[Part of a data file]
☆ ☆ ☆ ☆

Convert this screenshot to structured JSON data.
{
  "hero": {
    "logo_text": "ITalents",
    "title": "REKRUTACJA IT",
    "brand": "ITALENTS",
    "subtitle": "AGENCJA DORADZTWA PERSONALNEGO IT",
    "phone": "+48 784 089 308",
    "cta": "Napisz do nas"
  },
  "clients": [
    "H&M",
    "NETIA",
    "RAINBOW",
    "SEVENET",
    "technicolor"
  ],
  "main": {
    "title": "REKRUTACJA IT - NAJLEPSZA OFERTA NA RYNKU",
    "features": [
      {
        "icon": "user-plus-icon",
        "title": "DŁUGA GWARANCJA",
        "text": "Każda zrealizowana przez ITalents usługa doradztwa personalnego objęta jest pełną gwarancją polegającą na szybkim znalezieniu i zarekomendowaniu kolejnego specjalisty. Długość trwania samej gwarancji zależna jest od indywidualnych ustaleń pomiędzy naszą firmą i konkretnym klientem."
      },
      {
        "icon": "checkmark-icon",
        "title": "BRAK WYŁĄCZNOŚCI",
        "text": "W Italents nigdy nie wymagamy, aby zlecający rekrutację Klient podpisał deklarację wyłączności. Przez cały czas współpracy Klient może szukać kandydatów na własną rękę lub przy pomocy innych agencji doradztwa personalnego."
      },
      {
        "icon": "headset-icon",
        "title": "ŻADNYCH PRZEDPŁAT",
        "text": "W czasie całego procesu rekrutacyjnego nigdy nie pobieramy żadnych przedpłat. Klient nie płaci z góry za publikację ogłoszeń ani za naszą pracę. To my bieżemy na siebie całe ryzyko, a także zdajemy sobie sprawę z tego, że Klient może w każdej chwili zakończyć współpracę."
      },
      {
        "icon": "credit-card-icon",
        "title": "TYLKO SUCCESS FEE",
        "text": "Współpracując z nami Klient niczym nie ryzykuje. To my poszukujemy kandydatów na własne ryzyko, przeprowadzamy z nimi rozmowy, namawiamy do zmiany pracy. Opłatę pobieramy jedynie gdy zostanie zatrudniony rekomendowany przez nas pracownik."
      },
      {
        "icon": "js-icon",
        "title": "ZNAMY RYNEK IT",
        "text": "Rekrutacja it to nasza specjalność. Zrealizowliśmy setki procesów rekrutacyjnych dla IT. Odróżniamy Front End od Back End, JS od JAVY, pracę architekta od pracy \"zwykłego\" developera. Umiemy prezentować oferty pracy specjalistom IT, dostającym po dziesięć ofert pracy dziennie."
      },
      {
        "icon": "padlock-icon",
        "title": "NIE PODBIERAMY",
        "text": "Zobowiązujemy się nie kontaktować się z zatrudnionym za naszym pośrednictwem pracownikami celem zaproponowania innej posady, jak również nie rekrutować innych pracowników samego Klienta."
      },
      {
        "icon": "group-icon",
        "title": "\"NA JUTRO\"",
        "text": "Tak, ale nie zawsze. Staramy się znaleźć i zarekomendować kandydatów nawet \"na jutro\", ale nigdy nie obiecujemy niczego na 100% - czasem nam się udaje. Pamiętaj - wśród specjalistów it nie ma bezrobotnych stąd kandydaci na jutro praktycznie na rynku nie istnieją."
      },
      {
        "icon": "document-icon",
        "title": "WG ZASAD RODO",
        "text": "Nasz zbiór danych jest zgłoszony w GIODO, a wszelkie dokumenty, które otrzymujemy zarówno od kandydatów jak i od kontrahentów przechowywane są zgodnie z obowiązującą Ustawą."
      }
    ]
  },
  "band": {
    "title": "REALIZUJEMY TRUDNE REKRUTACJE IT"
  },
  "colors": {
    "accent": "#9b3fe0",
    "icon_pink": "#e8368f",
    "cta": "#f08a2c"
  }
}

☆ ☆ ☆ ☆

▶ Directions:
Of the lines above, how many include the word "innych"? Reply with the number alone.

▶ Response for this exercise:
2